▶ Exercise description
Number the lines in the records below as a list, starting with the line containing "- legend-swatch: [405, 463, 413, 470]" and continuing through the line containing "- leader-line: [417, 227, 429, 239]". Skip any blank lines.

━━━━━━━━━━

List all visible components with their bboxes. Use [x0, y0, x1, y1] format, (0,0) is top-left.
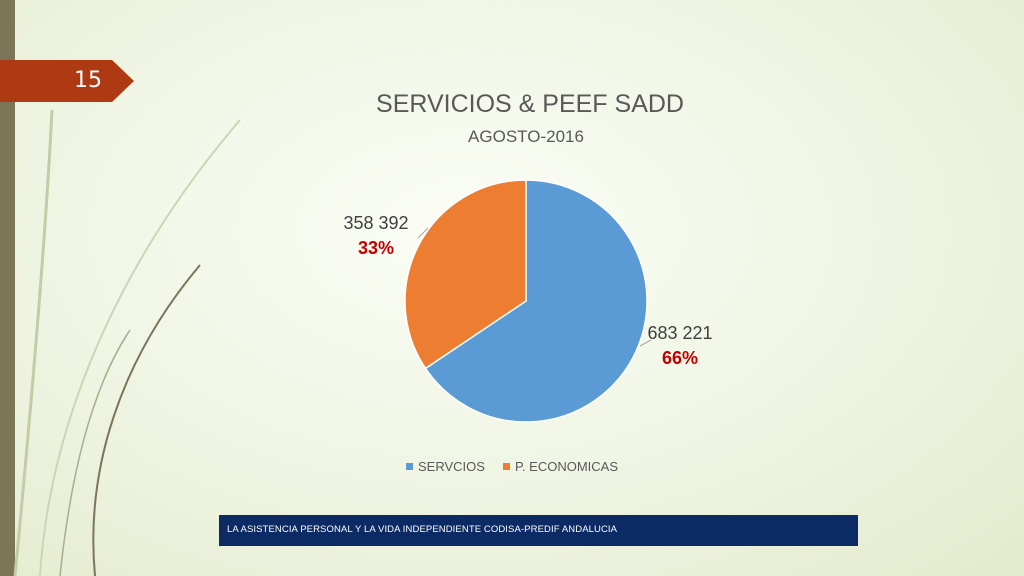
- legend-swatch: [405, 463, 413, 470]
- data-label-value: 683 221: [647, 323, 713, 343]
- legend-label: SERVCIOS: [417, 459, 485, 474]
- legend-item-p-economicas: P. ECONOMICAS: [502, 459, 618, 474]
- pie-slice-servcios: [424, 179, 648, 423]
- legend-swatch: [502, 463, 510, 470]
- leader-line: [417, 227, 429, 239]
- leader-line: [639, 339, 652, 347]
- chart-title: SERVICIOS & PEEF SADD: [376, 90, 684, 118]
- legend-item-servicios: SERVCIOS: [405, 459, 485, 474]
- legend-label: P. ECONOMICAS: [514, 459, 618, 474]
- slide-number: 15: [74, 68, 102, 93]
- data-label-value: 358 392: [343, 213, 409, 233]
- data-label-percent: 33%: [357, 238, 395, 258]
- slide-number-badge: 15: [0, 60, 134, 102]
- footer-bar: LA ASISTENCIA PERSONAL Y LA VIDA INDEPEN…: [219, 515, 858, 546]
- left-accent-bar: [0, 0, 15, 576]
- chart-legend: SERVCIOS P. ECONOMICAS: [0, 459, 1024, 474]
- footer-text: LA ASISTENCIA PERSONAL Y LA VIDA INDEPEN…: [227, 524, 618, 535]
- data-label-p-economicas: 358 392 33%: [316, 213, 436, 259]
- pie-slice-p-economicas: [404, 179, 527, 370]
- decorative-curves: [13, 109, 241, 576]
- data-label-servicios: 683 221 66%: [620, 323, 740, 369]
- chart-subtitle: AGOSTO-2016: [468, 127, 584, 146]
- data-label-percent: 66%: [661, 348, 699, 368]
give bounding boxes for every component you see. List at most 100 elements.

━━━━━━━━━━

▶ Problem solution
1. - legend-swatch: [405, 463, 413, 470]
2. - data-label-value: 683 221: [647, 323, 713, 343]
3. - legend-label: SERVCIOS: [417, 459, 485, 474]
4. - legend-item-p-economicas: P. ECONOMICAS: [502, 459, 618, 474]
5. - pie-slice-servcios: [424, 179, 648, 423]
6. - legend-swatch: [502, 463, 510, 470]
7. - leader-line: [417, 227, 429, 239]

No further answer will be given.